--- start DATA FOR THIS TASK ---

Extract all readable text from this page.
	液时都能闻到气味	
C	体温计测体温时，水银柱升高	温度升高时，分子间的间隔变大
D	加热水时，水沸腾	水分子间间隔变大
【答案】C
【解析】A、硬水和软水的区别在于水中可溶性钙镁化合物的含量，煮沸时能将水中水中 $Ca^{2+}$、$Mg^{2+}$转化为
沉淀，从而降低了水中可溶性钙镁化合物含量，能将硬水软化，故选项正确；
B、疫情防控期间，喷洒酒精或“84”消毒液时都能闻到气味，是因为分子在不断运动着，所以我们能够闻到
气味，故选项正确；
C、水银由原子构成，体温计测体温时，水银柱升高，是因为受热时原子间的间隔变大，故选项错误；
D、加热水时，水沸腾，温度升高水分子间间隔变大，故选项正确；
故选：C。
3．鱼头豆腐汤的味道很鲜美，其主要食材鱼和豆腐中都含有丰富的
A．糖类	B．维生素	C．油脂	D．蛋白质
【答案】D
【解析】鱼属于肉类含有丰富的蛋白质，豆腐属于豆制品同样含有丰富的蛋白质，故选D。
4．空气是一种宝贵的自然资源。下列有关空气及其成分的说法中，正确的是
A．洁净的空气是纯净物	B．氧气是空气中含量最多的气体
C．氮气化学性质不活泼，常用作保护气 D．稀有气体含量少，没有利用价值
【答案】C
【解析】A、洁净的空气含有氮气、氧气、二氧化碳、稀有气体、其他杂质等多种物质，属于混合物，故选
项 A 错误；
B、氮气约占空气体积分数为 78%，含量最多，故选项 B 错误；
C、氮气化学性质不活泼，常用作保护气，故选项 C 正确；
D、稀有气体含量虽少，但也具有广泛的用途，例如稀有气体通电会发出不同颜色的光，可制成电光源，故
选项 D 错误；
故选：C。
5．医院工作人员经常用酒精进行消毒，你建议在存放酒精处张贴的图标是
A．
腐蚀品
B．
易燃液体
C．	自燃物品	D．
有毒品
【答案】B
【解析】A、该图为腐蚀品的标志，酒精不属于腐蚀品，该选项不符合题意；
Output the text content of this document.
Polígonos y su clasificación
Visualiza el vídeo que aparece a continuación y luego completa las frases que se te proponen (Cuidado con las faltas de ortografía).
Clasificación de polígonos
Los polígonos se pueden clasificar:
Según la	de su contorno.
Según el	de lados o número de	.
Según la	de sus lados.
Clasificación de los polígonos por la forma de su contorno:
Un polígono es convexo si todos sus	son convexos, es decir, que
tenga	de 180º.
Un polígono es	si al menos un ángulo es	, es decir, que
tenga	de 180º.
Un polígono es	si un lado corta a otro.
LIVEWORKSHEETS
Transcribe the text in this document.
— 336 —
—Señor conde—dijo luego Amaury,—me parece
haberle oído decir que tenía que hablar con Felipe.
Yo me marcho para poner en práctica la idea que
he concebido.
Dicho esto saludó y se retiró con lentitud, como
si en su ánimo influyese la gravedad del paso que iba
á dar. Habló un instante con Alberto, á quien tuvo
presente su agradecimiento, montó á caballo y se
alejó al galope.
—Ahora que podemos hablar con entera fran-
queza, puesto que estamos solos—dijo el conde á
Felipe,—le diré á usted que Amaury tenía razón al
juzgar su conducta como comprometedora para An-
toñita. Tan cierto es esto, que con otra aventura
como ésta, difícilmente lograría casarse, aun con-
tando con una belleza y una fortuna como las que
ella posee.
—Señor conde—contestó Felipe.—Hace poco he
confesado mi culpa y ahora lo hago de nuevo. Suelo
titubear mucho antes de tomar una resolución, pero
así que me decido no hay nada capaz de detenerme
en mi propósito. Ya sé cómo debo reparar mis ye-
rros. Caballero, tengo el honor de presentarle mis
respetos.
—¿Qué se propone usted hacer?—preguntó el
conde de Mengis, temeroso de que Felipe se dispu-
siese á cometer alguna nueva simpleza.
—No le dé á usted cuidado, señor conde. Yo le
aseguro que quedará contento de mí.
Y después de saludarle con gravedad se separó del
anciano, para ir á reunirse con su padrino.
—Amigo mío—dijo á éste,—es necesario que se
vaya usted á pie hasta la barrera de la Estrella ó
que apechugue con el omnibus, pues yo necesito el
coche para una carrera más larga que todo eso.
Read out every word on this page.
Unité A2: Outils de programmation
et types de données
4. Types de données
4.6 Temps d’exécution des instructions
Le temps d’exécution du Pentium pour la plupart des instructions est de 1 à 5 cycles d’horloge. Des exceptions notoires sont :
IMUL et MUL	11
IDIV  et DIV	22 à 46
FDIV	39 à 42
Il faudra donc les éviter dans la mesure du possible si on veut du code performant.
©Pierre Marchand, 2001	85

--- end DATA FOR THIS TASK ---

**WHAT YOU WILL DO**
Find all lines with "conde" in them and copy each one.

**SOLUTION TO THE EXERCISE**
—Señor conde—dijo luego Amaury,—me parece
queza, puesto que estamos solos—dijo el conde á
—Señor conde—contestó Felipe.—Hace poco he
conde de Mengis, temeroso de que Felipe se dispu-
—No le dé á usted cuidado, señor conde. Yo le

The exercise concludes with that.